**TASK DESCRIPTION:** Print every record exactly, omitting all pictures.
== Segment start ==
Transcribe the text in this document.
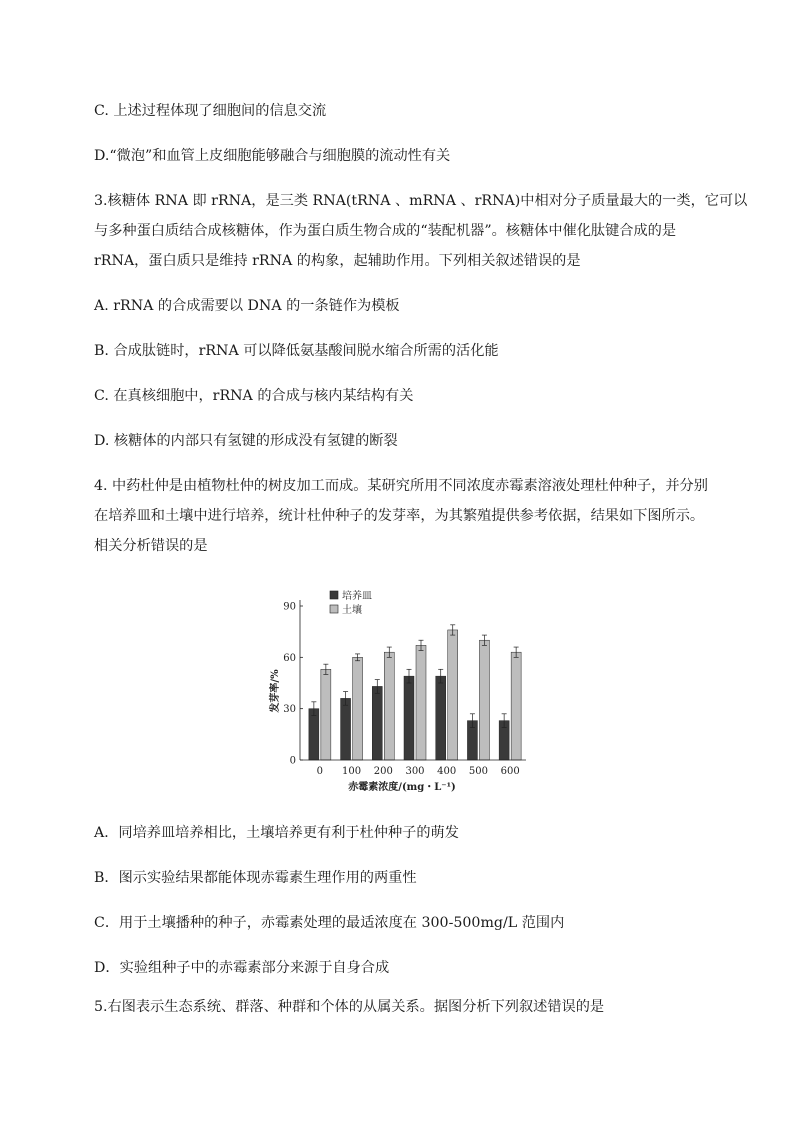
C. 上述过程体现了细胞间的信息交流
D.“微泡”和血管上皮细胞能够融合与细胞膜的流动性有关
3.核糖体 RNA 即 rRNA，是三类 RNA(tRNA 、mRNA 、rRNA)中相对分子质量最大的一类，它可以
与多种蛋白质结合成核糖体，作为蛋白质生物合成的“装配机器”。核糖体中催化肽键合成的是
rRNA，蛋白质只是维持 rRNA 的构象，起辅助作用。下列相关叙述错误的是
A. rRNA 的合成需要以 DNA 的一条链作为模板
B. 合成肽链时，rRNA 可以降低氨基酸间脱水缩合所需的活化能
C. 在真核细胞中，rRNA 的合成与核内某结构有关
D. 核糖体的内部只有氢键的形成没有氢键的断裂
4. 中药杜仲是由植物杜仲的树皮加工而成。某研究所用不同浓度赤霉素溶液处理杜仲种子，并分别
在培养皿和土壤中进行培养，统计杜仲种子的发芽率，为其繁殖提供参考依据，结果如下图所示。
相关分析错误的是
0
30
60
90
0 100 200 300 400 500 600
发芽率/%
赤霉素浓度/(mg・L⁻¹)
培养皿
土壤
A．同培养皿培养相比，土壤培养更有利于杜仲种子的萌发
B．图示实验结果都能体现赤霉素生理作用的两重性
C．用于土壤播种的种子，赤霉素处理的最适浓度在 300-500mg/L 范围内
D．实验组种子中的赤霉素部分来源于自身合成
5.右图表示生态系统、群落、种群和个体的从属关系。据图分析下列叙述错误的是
== Segment end ==
**ANSWER TO THIS TASK:**
Transcribe the text in this document.
C. 上述过程体现了细胞间的信息交流
D.“微泡”和血管上皮细胞能够融合与细胞膜的流动性有关
3.核糖体 RNA 即 rRNA，是三类 RNA(tRNA 、mRNA 、rRNA)中相对分子质量最大的一类，它可以
与多种蛋白质结合成核糖体，作为蛋白质生物合成的“装配机器”。核糖体中催化肽键合成的是
rRNA，蛋白质只是维持 rRNA 的构象，起辅助作用。下列相关叙述错误的是
A. rRNA 的合成需要以 DNA 的一条链作为模板
B. 合成肽链时，rRNA 可以降低氨基酸间脱水缩合所需的活化能
C. 在真核细胞中，rRNA 的合成与核内某结构有关
D. 核糖体的内部只有氢键的形成没有氢键的断裂
4. 中药杜仲是由植物杜仲的树皮加工而成。某研究所用不同浓度赤霉素溶液处理杜仲种子，并分别
在培养皿和土壤中进行培养，统计杜仲种子的发芽率，为其繁殖提供参考依据，结果如下图所示。
相关分析错误的是
0
30
60
90
0 100 200 300 400 500 600
发芽率/%
赤霉素浓度/(mg・L⁻¹)
培养皿
土壤
A．同培养皿培养相比，土壤培养更有利于杜仲种子的萌发
B．图示实验结果都能体现赤霉素生理作用的两重性
C．用于土壤播种的种子，赤霉素处理的最适浓度在 300-500mg/L 范围内
D．实验组种子中的赤霉素部分来源于自身合成
5.右图表示生态系统、群落、种群和个体的从属关系。据图分析下列叙述错误的是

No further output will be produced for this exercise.